Work required:
Look in the data below for the line that contains "Give me a plain-text". Copy that line and the remaining lines exactly.

(Records contained in a dataset)
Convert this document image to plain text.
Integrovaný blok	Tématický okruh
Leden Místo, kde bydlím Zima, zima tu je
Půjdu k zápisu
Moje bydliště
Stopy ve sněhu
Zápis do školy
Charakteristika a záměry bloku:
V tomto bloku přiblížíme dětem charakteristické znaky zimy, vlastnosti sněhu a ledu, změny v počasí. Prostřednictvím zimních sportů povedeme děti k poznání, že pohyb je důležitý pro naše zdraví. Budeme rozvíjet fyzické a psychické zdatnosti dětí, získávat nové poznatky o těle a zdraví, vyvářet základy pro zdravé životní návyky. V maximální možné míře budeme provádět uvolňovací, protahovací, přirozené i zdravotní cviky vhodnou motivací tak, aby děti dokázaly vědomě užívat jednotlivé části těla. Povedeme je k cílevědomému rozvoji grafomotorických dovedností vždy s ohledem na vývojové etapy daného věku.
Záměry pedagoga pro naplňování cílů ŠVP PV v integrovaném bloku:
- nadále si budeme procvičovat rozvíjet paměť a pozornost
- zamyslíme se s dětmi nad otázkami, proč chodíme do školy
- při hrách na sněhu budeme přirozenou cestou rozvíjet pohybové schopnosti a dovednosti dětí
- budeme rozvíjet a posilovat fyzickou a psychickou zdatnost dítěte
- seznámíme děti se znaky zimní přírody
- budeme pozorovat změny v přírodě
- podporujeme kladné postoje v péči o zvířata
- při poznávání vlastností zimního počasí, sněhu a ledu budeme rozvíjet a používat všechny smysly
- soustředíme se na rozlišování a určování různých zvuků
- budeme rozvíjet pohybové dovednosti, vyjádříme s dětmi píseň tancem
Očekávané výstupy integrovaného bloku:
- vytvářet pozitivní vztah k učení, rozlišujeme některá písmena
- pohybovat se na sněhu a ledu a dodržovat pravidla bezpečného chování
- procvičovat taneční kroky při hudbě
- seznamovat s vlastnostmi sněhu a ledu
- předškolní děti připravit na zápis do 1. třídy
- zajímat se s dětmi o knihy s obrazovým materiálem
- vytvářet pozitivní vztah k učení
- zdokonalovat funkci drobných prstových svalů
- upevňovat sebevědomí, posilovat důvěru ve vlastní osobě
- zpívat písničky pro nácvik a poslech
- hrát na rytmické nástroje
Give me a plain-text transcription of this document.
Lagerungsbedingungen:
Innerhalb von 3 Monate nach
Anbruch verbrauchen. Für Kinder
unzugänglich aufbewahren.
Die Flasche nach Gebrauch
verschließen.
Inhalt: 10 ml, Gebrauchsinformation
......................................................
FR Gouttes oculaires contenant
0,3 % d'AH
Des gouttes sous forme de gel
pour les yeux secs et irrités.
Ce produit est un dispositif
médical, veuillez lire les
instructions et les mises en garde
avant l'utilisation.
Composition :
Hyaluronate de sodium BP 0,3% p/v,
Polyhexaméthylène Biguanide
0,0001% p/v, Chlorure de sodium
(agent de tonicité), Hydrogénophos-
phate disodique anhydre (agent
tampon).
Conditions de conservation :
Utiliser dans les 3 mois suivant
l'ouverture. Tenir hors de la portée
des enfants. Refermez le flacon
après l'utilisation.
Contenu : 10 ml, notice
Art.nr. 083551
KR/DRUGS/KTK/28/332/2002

Answer in full:
Give me a plain-text transcription of this document.
Lagerungsbedingungen:
Innerhalb von 3 Monate nach
Anbruch verbrauchen. Für Kinder
unzugänglich aufbewahren.
Die Flasche nach Gebrauch
verschließen.
Inhalt: 10 ml, Gebrauchsinformation
......................................................
FR Gouttes oculaires contenant
0,3 % d'AH
Des gouttes sous forme de gel
pour les yeux secs et irrités.
Ce produit est un dispositif
médical, veuillez lire les
instructions et les mises en garde
avant l'utilisation.
Composition :
Hyaluronate de sodium BP 0,3% p/v,
Polyhexaméthylène Biguanide
0,0001% p/v, Chlorure de sodium
(agent de tonicité), Hydrogénophos-
phate disodique anhydre (agent
tampon).
Conditions de conservation :
Utiliser dans les 3 mois suivant
l'ouverture. Tenir hors de la portée
des enfants. Refermez le flacon
après l'utilisation.
Contenu : 10 ml, notice
Art.nr. 083551
KR/DRUGS/KTK/28/332/2002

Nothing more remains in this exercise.